- _The data_

━━━

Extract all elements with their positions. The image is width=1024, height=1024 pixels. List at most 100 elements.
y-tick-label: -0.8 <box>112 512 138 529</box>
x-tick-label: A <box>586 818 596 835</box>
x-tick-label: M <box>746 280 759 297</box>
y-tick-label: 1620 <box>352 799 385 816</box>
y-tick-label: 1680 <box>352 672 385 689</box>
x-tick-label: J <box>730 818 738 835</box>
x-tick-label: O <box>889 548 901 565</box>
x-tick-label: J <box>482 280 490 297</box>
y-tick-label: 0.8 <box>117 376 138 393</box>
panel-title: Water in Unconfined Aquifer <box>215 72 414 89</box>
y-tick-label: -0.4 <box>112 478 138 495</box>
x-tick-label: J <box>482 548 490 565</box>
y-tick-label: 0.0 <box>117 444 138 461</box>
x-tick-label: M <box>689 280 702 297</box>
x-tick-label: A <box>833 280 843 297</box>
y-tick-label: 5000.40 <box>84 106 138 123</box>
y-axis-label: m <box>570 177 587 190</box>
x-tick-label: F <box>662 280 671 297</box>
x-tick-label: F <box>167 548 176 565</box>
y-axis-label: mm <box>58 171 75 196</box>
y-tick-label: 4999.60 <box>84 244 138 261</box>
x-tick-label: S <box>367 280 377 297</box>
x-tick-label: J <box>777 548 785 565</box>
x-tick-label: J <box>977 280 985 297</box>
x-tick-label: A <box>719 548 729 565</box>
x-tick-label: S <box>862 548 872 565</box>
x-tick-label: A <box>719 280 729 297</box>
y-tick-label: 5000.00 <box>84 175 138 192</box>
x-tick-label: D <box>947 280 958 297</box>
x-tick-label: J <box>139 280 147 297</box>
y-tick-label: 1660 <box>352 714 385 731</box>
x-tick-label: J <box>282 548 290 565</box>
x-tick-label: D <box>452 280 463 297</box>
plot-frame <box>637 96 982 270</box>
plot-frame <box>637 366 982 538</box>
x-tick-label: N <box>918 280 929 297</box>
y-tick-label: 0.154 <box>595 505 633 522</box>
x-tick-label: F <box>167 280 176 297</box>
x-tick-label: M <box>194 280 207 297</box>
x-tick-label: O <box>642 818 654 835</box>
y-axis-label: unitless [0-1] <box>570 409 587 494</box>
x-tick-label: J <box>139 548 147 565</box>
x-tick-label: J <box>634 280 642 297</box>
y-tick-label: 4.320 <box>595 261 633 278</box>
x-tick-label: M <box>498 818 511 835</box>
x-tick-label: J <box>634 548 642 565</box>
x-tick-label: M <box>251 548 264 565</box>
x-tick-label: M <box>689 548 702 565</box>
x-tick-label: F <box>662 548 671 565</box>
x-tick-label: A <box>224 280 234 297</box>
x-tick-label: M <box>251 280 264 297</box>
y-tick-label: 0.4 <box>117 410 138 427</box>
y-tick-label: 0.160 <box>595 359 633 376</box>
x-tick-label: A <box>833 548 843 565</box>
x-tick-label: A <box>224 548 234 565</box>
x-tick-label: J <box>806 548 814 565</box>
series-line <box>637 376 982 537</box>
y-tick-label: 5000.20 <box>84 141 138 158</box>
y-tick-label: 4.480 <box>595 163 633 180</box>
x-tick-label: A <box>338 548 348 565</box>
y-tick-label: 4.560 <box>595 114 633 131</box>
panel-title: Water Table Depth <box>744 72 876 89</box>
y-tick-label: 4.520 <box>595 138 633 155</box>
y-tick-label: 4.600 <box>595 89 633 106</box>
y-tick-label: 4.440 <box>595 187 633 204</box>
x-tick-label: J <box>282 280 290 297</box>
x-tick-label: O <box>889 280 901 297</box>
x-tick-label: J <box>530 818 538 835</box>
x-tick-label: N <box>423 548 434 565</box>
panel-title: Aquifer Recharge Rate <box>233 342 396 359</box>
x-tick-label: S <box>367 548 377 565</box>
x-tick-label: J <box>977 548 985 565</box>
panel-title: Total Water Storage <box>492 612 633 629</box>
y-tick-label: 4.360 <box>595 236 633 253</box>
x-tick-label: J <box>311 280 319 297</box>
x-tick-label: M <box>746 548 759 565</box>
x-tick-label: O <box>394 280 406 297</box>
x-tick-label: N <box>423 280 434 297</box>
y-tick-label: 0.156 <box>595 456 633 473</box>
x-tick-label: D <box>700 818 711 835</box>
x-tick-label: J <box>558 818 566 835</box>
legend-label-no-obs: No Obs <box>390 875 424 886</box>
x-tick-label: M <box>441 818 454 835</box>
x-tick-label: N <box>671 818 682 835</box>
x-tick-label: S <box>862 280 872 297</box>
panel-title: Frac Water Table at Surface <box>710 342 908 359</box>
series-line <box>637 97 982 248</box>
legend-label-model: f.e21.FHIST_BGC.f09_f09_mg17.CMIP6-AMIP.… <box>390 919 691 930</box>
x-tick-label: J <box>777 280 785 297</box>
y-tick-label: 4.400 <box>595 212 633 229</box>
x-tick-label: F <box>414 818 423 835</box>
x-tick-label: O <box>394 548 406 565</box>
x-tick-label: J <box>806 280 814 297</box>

━━━

Copy all of the rows above in their original order, changing nothing.

Extract all elements with their positions. The image is width=1024, height=1024 pixels. List at most 100 elements.
y-tick-label: -0.8 <box>112 512 138 529</box>
x-tick-label: A <box>586 818 596 835</box>
x-tick-label: M <box>746 280 759 297</box>
y-tick-label: 1620 <box>352 799 385 816</box>
y-tick-label: 1680 <box>352 672 385 689</box>
x-tick-label: J <box>730 818 738 835</box>
x-tick-label: O <box>889 548 901 565</box>
x-tick-label: J <box>482 280 490 297</box>
y-tick-label: 0.8 <box>117 376 138 393</box>
panel-title: Water in Unconfined Aquifer <box>215 72 414 89</box>
y-tick-label: -0.4 <box>112 478 138 495</box>
x-tick-label: J <box>482 548 490 565</box>
y-tick-label: 0.0 <box>117 444 138 461</box>
x-tick-label: M <box>689 280 702 297</box>
x-tick-label: A <box>833 280 843 297</box>
y-tick-label: 5000.40 <box>84 106 138 123</box>
y-axis-label: m <box>570 177 587 190</box>
x-tick-label: F <box>662 280 671 297</box>
x-tick-label: F <box>167 548 176 565</box>
y-axis-label: mm <box>58 171 75 196</box>
y-tick-label: 4999.60 <box>84 244 138 261</box>
x-tick-label: S <box>367 280 377 297</box>
x-tick-label: J <box>777 548 785 565</box>
x-tick-label: J <box>977 280 985 297</box>
x-tick-label: A <box>719 548 729 565</box>
x-tick-label: S <box>862 548 872 565</box>
x-tick-label: A <box>719 280 729 297</box>
y-tick-label: 5000.00 <box>84 175 138 192</box>
x-tick-label: D <box>947 280 958 297</box>
x-tick-label: J <box>139 280 147 297</box>
y-tick-label: 1660 <box>352 714 385 731</box>
x-tick-label: J <box>282 548 290 565</box>
x-tick-label: D <box>452 280 463 297</box>
plot-frame <box>637 96 982 270</box>
plot-frame <box>637 366 982 538</box>
x-tick-label: N <box>918 280 929 297</box>
y-tick-label: 0.154 <box>595 505 633 522</box>
x-tick-label: F <box>167 280 176 297</box>
x-tick-label: M <box>194 280 207 297</box>
x-tick-label: O <box>642 818 654 835</box>
y-axis-label: unitless [0-1] <box>570 409 587 494</box>
x-tick-label: J <box>139 548 147 565</box>
x-tick-label: J <box>634 280 642 297</box>
y-tick-label: 4.320 <box>595 261 633 278</box>
x-tick-label: M <box>498 818 511 835</box>
x-tick-label: J <box>634 548 642 565</box>
x-tick-label: M <box>251 548 264 565</box>
x-tick-label: M <box>689 548 702 565</box>
x-tick-label: F <box>662 548 671 565</box>
x-tick-label: A <box>224 280 234 297</box>
x-tick-label: M <box>251 280 264 297</box>
y-tick-label: 0.4 <box>117 410 138 427</box>
y-tick-label: 0.160 <box>595 359 633 376</box>
x-tick-label: A <box>833 548 843 565</box>
x-tick-label: A <box>224 548 234 565</box>
x-tick-label: J <box>806 548 814 565</box>
series-line <box>637 376 982 537</box>
y-tick-label: 5000.20 <box>84 141 138 158</box>
y-tick-label: 4.480 <box>595 163 633 180</box>
x-tick-label: A <box>338 548 348 565</box>
y-tick-label: 4.560 <box>595 114 633 131</box>
panel-title: Water Table Depth <box>744 72 876 89</box>
y-tick-label: 4.520 <box>595 138 633 155</box>
y-tick-label: 4.600 <box>595 89 633 106</box>
y-tick-label: 4.440 <box>595 187 633 204</box>
x-tick-label: J <box>282 280 290 297</box>
x-tick-label: O <box>889 280 901 297</box>
x-tick-label: J <box>530 818 538 835</box>
x-tick-label: N <box>423 548 434 565</box>
panel-title: Aquifer Recharge Rate <box>233 342 396 359</box>
x-tick-label: S <box>367 548 377 565</box>
x-tick-label: J <box>977 548 985 565</box>
panel-title: Total Water Storage <box>492 612 633 629</box>
y-tick-label: 4.360 <box>595 236 633 253</box>
x-tick-label: J <box>311 280 319 297</box>
x-tick-label: M <box>746 548 759 565</box>
x-tick-label: O <box>394 280 406 297</box>
x-tick-label: N <box>423 280 434 297</box>
y-tick-label: 0.156 <box>595 456 633 473</box>
x-tick-label: D <box>700 818 711 835</box>
x-tick-label: J <box>558 818 566 835</box>
legend-label-no-obs: No Obs <box>390 875 424 886</box>
x-tick-label: M <box>441 818 454 835</box>
x-tick-label: N <box>671 818 682 835</box>
x-tick-label: S <box>862 280 872 297</box>
panel-title: Frac Water Table at Surface <box>710 342 908 359</box>
series-line <box>637 97 982 248</box>
legend-label-model: f.e21.FHIST_BGC.f09_f09_mg17.CMIP6-AMIP.… <box>390 919 691 930</box>
x-tick-label: J <box>777 280 785 297</box>
y-tick-label: 4.400 <box>595 212 633 229</box>
x-tick-label: F <box>414 818 423 835</box>
x-tick-label: O <box>394 548 406 565</box>
x-tick-label: J <box>806 280 814 297</box>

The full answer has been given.